> _REQUIREMENTS_: Note each line that includes the word "pallet". Copy those lines.

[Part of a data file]
* start *

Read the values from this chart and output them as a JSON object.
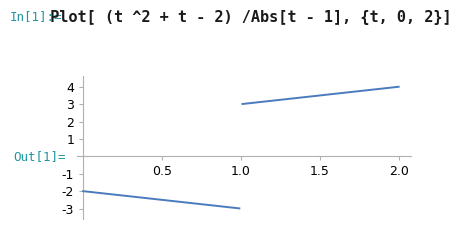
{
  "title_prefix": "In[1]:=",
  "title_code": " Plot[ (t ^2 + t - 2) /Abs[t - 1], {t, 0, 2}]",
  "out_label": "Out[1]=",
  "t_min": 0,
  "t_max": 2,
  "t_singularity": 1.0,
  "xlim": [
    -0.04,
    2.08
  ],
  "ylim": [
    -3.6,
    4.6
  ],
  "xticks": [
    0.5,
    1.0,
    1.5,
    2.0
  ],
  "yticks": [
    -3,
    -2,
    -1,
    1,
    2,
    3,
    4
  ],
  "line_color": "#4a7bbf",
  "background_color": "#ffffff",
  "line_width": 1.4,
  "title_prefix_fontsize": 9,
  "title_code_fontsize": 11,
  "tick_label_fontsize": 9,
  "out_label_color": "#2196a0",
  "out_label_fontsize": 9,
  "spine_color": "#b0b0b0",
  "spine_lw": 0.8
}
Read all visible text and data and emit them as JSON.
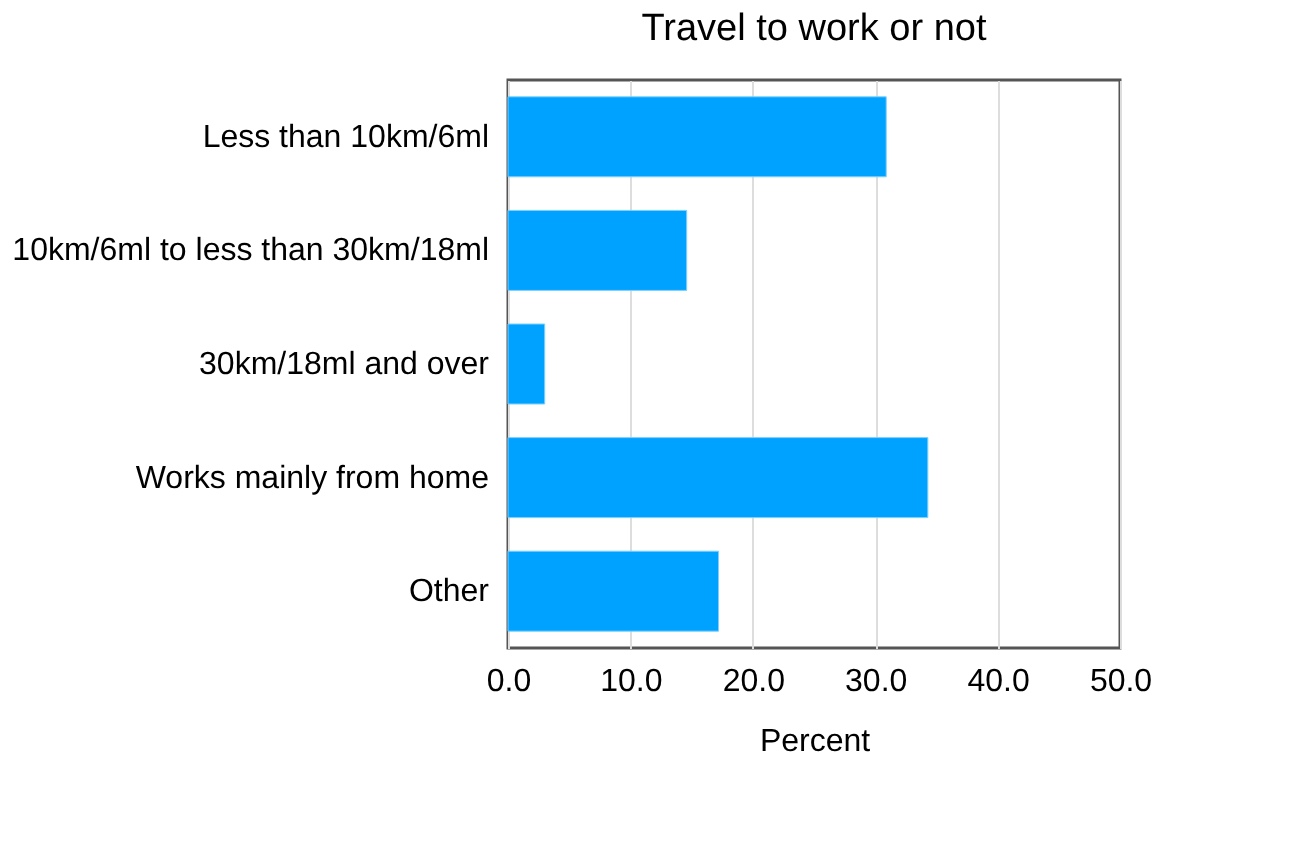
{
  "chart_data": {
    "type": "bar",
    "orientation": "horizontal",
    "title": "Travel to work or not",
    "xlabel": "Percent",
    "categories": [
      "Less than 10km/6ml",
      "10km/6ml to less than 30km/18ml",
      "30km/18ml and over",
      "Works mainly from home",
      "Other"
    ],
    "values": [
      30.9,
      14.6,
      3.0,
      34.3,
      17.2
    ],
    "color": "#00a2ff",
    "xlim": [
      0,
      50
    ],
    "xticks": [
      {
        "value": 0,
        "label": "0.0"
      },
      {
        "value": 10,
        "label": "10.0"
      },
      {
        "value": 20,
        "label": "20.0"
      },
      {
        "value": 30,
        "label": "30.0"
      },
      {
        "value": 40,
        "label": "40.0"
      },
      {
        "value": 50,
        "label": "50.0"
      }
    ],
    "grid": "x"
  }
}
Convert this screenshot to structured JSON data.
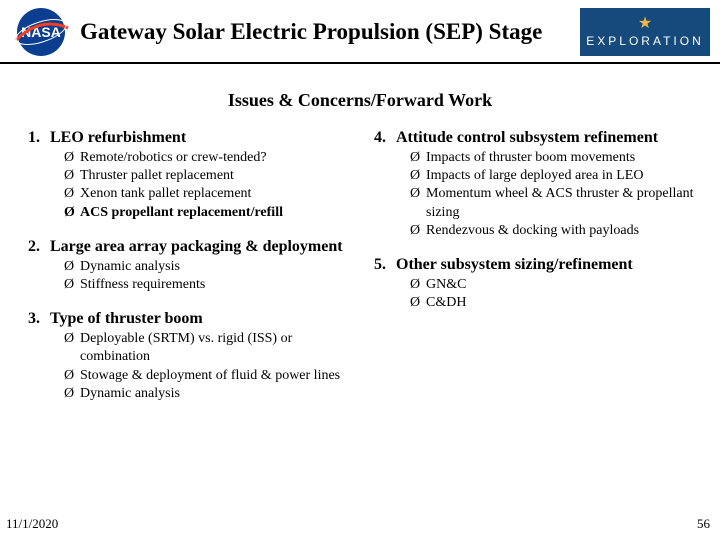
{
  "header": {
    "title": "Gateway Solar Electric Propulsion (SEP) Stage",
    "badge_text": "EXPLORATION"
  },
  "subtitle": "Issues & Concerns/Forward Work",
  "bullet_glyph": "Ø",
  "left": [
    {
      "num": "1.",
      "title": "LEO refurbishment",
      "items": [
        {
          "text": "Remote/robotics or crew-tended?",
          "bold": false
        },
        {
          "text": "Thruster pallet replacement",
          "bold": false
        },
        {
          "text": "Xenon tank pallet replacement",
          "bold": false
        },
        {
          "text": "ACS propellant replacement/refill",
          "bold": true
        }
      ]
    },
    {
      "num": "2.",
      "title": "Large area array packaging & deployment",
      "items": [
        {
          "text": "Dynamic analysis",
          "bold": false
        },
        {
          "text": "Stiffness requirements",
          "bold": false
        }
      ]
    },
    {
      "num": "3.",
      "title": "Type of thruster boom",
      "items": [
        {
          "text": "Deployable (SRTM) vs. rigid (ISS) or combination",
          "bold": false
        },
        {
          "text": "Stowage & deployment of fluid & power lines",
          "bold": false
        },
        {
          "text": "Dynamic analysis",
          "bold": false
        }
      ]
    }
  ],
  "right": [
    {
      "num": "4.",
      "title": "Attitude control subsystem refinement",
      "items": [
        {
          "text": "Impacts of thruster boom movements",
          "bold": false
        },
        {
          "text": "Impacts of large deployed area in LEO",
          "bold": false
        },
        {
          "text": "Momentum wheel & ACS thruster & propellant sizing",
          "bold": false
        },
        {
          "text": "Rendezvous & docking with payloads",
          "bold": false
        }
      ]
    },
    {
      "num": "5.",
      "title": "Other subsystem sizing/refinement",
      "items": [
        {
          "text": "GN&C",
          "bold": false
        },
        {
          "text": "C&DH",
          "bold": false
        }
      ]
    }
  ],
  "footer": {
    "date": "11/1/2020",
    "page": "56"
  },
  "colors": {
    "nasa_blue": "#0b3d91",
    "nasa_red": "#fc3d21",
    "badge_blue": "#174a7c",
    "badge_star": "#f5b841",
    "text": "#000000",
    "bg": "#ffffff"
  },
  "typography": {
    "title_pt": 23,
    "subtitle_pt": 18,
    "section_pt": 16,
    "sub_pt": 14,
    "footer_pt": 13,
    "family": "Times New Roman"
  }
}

* end *

> _EXERCISE OUTPUT_:
          "text": "Thruster pallet replacement",
          "text": "Xenon tank pallet replacement",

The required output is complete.